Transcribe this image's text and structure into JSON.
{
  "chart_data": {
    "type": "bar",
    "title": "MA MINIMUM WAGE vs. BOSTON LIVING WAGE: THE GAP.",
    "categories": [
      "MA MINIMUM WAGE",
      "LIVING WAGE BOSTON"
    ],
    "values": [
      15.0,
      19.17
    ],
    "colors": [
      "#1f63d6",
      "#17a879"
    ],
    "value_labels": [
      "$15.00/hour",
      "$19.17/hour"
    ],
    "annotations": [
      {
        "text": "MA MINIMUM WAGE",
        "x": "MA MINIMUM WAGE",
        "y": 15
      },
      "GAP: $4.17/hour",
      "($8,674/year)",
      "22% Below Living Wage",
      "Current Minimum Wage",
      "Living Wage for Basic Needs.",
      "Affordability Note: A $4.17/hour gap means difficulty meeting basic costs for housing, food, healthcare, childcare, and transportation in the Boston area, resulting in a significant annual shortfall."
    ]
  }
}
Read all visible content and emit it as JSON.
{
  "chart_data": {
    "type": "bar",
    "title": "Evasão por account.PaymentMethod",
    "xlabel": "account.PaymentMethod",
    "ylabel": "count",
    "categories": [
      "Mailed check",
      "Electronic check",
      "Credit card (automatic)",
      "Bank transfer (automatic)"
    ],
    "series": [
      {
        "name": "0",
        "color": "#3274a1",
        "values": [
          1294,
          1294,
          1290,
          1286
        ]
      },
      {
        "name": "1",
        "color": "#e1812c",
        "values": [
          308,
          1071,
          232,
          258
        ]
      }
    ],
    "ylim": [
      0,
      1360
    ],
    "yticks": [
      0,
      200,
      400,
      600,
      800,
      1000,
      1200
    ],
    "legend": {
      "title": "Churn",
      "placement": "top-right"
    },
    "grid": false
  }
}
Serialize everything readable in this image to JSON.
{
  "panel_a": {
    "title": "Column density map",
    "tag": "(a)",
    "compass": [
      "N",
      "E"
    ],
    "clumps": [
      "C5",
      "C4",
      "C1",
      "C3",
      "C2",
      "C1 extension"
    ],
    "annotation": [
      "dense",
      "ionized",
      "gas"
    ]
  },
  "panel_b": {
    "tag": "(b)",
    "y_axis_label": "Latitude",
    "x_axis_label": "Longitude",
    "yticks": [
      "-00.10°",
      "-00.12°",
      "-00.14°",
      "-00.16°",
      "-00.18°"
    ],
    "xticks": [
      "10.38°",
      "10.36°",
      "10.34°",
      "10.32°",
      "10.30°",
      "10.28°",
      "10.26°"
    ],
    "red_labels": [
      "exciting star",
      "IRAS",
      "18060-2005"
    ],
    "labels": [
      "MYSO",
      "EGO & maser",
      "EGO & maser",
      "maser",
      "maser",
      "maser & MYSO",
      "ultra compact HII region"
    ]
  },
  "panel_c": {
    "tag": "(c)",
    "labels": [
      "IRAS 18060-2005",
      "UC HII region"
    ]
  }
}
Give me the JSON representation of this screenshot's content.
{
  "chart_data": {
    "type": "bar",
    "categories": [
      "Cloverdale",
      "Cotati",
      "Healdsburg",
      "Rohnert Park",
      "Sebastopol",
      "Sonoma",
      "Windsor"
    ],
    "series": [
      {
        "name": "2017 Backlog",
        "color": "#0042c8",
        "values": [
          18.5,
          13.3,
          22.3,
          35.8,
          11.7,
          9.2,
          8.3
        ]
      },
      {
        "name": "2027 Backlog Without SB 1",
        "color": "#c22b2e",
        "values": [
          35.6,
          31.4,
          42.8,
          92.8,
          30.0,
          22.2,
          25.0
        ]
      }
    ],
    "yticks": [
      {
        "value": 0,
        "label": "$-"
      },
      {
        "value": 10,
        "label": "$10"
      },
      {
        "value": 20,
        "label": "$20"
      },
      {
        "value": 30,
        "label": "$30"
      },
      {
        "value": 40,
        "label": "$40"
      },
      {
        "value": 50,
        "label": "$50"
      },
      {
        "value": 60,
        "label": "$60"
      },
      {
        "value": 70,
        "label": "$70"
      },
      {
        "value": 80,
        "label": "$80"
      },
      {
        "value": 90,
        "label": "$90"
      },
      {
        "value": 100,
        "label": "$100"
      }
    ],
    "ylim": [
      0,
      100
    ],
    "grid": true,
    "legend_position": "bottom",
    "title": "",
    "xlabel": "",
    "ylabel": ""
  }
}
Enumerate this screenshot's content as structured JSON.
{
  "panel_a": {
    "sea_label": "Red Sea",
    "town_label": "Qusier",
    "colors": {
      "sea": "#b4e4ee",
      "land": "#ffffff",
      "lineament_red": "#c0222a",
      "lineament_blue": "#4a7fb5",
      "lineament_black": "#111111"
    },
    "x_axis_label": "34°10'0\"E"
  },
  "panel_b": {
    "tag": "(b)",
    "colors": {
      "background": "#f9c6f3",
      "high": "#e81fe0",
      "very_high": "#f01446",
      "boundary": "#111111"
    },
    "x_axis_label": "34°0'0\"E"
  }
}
==================================================
Examine the records and pull out every line where the string "title" occurs.

_Solution for this problem_
    "title": "MA MINIMUM WAGE vs. BOSTON LIVING WAGE: THE GAP.",
    "title": "Evasão por account.PaymentMethod",
      "title": "Churn",
    "title": "Column density map",
    "title": "",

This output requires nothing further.